* EXCERPTED TEXT
<<<<
John Hackney1, son of Joseph and Elizabeth (Jennings) was born 12 November 1676 in Hemel Hempstead. He immigrated to Burlington in West Jersey, presumably married, and had a son. A John Hackney was listed as a Quaker in Burlington County in 1704, but I do not know just what the "Early Census Index" refers to (p. 371) that lists him. That is the sum total of our knowledge about him at the moment. Questions abound: did he remain a Quaker? When did he immigrate? Who was his wife? What did he do for a living? Did he have any additional children? When and where did he die?
>>>>
* BRIEF
Copy out the entire passage on John Hackney word for word.

* PROVIDED RECORDS
<<<<
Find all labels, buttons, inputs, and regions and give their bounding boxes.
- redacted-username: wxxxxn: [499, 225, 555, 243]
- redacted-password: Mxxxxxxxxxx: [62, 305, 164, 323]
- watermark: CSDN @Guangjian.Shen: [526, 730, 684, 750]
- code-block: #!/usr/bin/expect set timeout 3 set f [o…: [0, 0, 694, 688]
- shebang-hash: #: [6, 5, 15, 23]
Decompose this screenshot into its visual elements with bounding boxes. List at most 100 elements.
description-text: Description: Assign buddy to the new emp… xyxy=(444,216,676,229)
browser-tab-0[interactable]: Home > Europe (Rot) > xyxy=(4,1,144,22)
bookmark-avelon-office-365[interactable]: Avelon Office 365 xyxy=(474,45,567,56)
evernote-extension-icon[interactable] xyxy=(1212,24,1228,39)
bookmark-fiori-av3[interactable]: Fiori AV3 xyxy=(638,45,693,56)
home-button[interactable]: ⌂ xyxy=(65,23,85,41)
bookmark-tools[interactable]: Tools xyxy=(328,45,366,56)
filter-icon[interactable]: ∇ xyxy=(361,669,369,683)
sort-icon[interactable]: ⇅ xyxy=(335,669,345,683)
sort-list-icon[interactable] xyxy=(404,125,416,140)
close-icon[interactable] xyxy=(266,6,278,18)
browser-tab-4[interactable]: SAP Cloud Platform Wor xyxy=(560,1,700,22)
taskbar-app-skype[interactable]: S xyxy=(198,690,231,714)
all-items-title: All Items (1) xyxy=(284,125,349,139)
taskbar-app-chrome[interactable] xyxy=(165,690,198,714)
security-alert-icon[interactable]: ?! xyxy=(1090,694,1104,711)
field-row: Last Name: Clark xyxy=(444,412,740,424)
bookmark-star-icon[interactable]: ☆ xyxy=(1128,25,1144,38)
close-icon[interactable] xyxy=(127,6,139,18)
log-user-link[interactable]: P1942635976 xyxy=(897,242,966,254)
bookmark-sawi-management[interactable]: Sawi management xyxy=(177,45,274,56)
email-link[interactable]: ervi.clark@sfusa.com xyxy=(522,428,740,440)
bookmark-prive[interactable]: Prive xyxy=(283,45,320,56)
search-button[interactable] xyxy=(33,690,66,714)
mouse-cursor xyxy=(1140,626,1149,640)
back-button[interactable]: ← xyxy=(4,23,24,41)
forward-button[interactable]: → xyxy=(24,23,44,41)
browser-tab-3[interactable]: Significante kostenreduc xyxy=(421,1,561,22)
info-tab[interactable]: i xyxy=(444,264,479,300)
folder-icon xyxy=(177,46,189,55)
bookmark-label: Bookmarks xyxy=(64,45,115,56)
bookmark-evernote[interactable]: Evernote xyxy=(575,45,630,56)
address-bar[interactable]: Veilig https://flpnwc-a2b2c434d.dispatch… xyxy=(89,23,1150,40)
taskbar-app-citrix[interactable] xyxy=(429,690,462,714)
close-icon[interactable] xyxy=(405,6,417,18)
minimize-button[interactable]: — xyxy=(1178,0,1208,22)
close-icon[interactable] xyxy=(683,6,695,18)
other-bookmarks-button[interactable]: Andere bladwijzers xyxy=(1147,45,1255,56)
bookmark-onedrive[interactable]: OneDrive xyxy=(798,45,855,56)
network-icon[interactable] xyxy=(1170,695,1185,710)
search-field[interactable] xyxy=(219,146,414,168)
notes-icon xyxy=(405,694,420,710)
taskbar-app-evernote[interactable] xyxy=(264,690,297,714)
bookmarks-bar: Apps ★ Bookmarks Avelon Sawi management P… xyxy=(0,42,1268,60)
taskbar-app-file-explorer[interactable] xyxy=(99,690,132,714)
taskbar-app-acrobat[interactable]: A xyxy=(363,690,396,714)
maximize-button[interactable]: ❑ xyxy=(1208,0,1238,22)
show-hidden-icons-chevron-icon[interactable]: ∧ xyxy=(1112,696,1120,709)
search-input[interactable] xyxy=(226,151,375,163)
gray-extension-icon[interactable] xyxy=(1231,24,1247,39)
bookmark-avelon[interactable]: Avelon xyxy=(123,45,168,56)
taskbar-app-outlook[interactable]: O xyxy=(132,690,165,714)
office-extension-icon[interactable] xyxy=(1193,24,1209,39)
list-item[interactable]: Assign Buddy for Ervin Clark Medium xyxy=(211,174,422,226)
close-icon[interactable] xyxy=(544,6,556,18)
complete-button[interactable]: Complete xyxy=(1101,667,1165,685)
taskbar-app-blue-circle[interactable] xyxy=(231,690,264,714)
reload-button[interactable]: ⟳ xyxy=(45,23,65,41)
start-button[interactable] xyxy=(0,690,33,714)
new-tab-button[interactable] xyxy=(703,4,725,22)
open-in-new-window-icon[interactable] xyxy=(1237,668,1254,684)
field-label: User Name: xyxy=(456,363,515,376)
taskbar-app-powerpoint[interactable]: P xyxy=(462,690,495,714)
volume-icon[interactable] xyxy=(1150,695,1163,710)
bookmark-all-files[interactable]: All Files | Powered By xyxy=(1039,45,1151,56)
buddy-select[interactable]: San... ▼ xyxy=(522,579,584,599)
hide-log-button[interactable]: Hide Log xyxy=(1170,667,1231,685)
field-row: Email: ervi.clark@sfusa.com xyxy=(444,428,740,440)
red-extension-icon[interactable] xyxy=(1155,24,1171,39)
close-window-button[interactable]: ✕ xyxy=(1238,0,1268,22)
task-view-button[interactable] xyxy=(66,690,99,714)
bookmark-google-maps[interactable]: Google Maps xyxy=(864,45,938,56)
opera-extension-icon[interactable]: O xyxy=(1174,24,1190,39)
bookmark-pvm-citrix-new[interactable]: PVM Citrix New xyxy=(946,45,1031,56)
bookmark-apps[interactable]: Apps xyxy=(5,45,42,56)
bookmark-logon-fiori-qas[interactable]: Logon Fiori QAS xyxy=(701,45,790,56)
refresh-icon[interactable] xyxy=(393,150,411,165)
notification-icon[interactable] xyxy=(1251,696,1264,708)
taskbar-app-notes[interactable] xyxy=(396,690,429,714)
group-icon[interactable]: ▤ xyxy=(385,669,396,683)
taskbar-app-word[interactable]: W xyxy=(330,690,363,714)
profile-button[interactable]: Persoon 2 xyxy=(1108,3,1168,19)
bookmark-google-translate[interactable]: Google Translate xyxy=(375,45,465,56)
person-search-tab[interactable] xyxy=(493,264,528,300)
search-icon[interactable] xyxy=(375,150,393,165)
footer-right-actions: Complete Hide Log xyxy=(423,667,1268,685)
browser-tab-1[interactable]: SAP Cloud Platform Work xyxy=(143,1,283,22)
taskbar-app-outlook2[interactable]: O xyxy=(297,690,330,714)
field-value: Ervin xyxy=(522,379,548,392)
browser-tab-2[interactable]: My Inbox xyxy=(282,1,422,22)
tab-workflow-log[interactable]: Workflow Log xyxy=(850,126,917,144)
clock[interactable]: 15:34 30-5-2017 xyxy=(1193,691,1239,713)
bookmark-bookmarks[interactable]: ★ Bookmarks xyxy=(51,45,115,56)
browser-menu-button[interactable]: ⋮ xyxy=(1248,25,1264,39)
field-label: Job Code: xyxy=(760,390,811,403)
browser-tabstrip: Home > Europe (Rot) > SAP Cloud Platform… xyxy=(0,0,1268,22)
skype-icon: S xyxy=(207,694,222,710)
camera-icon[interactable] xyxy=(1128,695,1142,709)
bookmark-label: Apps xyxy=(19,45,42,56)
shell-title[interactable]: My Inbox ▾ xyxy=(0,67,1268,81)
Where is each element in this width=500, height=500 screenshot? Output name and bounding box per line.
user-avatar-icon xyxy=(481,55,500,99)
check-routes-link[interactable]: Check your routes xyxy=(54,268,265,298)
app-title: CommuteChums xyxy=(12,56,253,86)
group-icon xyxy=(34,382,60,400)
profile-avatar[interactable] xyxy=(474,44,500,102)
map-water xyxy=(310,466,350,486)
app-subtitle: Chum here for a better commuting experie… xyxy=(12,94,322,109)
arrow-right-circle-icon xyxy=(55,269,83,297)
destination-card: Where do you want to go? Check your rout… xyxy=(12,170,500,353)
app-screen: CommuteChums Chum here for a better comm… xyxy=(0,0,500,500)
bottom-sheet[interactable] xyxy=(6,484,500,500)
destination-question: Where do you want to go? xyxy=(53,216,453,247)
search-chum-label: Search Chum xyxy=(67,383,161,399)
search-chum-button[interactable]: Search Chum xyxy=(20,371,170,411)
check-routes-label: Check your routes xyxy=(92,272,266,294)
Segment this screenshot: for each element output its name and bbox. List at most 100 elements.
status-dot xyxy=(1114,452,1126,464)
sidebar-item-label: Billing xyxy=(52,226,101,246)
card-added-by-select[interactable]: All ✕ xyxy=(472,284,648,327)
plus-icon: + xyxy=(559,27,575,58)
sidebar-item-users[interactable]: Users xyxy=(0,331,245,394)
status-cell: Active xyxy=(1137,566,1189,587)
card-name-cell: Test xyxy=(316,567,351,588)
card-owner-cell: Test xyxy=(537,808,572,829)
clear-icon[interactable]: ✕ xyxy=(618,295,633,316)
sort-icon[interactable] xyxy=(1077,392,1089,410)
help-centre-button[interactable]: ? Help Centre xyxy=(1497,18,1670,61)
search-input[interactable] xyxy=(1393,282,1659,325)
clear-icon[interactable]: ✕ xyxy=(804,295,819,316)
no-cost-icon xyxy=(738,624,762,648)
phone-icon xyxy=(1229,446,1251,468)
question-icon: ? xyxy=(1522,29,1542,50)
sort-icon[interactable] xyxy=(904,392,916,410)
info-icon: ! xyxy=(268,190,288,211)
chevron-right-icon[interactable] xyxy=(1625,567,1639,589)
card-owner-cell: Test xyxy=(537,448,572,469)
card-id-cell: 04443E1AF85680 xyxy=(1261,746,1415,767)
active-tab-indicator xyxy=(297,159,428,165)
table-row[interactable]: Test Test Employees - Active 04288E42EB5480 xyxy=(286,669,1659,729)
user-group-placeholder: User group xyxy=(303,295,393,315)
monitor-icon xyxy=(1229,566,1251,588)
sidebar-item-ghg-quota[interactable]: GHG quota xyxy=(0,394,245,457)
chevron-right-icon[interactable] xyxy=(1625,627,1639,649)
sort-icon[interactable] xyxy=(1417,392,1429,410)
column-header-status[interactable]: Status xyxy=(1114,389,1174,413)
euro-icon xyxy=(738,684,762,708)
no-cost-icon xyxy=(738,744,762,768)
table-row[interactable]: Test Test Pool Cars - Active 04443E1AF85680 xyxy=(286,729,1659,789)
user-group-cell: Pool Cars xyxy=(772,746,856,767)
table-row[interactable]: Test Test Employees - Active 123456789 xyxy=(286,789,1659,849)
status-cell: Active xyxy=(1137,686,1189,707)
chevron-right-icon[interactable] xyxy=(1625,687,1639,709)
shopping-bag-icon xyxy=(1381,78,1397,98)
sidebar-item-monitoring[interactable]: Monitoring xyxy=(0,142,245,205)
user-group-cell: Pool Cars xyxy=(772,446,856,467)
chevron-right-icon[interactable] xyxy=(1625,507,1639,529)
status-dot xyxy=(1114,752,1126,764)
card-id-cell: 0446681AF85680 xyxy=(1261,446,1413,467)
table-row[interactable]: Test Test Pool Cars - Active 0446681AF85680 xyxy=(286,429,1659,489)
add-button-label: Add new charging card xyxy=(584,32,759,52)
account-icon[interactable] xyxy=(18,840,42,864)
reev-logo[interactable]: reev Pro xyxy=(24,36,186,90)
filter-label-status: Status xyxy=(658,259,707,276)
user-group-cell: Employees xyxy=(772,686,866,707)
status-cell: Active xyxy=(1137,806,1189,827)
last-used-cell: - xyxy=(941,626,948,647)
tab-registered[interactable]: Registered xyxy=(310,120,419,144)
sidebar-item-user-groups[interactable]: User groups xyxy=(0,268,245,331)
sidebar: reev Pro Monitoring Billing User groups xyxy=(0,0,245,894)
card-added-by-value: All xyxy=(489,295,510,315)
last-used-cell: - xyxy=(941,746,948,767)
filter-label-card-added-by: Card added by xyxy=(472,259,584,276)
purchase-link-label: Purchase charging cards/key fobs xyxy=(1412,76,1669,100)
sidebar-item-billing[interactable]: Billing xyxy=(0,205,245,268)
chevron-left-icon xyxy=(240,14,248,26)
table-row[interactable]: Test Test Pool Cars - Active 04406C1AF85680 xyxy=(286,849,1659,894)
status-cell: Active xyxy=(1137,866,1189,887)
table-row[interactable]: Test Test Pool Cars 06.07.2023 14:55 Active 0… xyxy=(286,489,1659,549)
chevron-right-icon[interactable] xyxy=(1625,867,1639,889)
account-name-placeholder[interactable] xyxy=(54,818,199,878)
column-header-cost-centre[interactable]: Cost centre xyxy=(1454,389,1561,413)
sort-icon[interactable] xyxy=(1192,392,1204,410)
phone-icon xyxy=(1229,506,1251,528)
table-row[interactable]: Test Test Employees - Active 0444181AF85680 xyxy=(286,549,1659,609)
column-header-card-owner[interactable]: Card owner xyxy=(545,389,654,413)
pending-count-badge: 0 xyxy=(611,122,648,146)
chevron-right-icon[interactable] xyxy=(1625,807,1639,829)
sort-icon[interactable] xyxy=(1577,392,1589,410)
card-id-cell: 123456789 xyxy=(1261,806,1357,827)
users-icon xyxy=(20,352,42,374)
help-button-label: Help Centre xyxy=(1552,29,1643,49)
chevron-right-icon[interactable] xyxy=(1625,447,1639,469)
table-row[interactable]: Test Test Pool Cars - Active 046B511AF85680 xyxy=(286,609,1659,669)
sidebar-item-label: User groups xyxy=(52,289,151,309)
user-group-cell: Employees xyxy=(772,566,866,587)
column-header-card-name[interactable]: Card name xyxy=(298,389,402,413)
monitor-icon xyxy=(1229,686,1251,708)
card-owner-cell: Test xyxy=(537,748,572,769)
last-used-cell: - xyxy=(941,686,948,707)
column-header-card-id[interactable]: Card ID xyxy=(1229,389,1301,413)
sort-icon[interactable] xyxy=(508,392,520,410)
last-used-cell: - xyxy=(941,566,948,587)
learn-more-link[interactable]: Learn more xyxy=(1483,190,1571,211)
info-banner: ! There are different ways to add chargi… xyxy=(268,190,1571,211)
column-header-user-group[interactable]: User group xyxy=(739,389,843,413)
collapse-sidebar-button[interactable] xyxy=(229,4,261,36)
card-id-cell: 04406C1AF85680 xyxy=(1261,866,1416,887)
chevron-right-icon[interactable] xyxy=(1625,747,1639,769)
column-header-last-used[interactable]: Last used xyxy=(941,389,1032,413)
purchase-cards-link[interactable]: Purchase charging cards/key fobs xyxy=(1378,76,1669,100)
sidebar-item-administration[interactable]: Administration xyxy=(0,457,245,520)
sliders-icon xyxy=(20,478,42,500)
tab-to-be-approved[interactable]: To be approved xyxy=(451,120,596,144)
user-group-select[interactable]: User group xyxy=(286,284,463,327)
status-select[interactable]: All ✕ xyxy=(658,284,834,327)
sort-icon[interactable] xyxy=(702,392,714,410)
>>>>
* COMPLETED TASK
John Hackney1, son of Joseph and Elizabeth (Jennings) was born 12 November 1676 in Hemel Hempstead. He immigrated to Burlington in West Jersey, presumably married, and had a son. A John Hackney was listed as a Quaker in Burlington County in 1704, but I do not know just what the "Early Census Index" refers to (p. 371) that lists him. That is the sum total of our knowledge about him at the moment. Questions abound: did he remain a Quaker? When did he immigrate? Who was his wife? What did he do for a living? Did he have any additional children? When and where did he die?